What you are asked to do
Copy each line in the data that includes the word "screenshot".

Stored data

========

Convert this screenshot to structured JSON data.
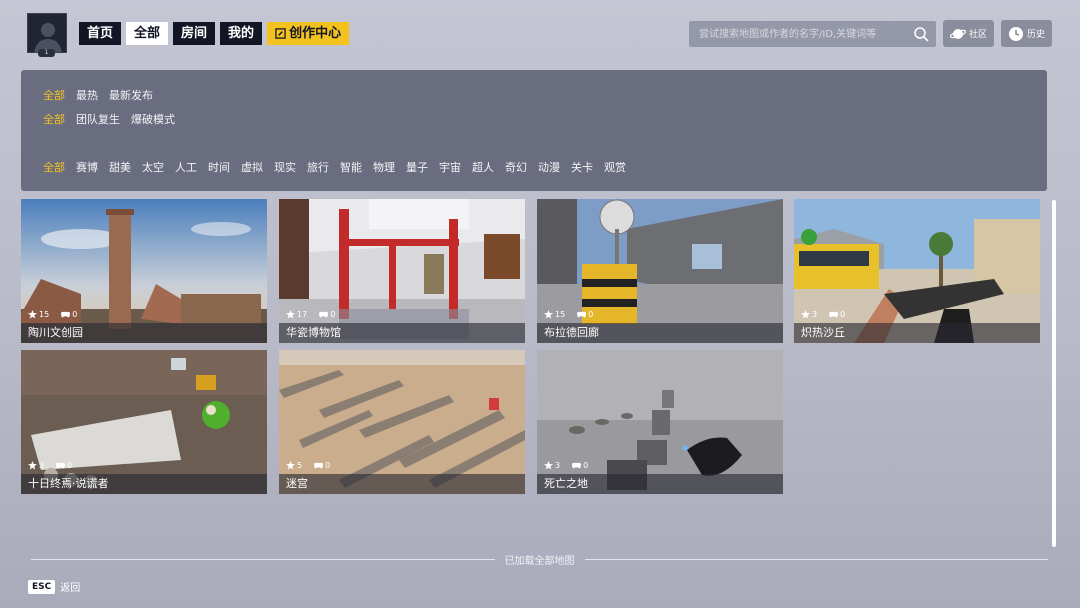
{
  "header": {
    "avatar_level": "1",
    "nav": [
      {
        "label": "首页",
        "active": false
      },
      {
        "label": "全部",
        "active": true
      },
      {
        "label": "房间",
        "active": false
      },
      {
        "label": "我的",
        "active": false
      }
    ],
    "create_label": "创作中心",
    "search_placeholder": "尝试搜索地图或作者的名字/ID,关键词等",
    "community_label": "社区",
    "history_label": "历史"
  },
  "filters": {
    "row1": [
      "全部",
      "最热",
      "最新发布"
    ],
    "row2": [
      "全部",
      "团队复生",
      "爆破模式"
    ],
    "row3": [
      "全部",
      "赛博",
      "甜美",
      "太空",
      "人工",
      "时间",
      "虚拟",
      "现实",
      "旅行",
      "智能",
      "物理",
      "量子",
      "宇宙",
      "超人",
      "奇幻",
      "动漫",
      "关卡",
      "观赏"
    ]
  },
  "maps": [
    {
      "title": "陶川文创园",
      "likes": "15",
      "plays": "0"
    },
    {
      "title": "华瓷博物馆",
      "likes": "17",
      "plays": "0"
    },
    {
      "title": "布拉德回廊",
      "likes": "15",
      "plays": "0"
    },
    {
      "title": "炽热沙丘",
      "likes": "3",
      "plays": "0"
    },
    {
      "title": "十日终焉·说谎者",
      "likes": "3",
      "plays": "0"
    },
    {
      "title": "迷宫",
      "likes": "5",
      "plays": "0"
    },
    {
      "title": "死亡之地",
      "likes": "3",
      "plays": "0"
    }
  ],
  "footer": {
    "loaded_text": "已加载全部地图",
    "esc_key": "ESC",
    "esc_label": "返回"
  },
  "colors": {
    "accent": "#f3c21f",
    "nav_bg": "#121624",
    "panel_bg": "#6a6d80"
  }
}
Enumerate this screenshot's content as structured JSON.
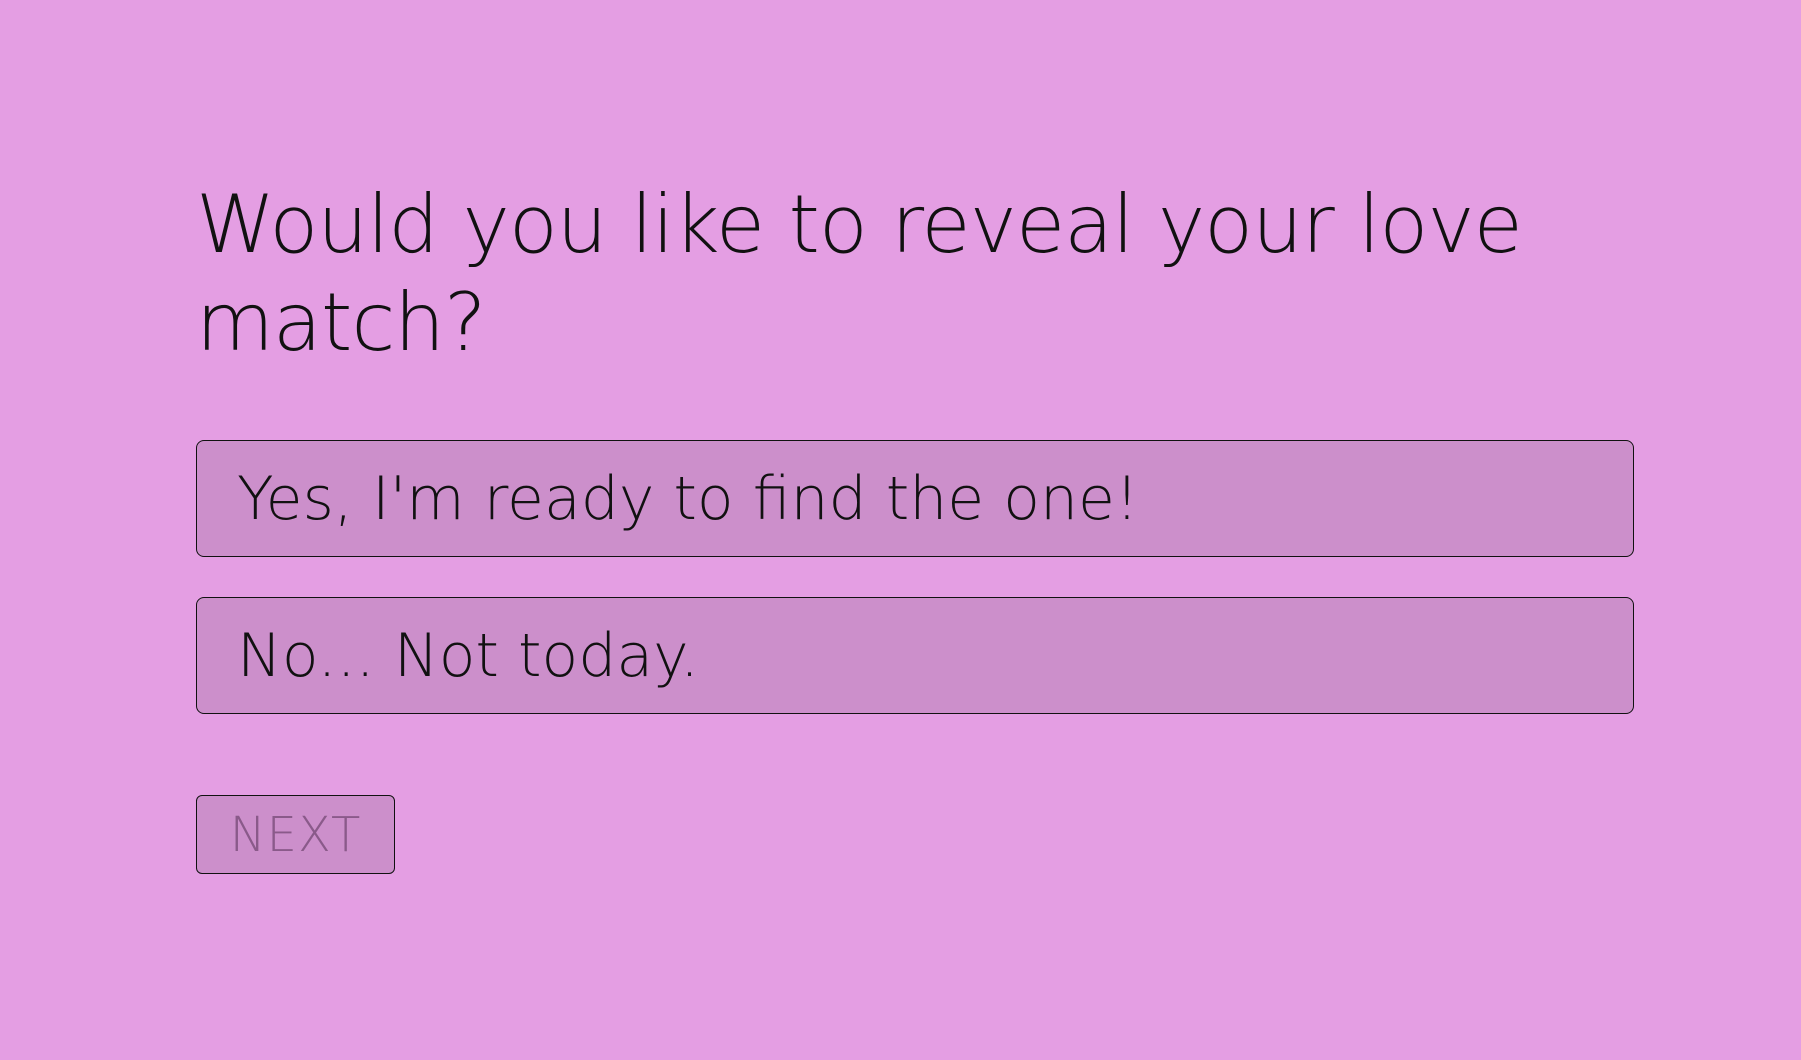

========

Answer to this problem
Convert this screenshot to structured JSON data.
Enumerate this screenshot's content as structured JSON.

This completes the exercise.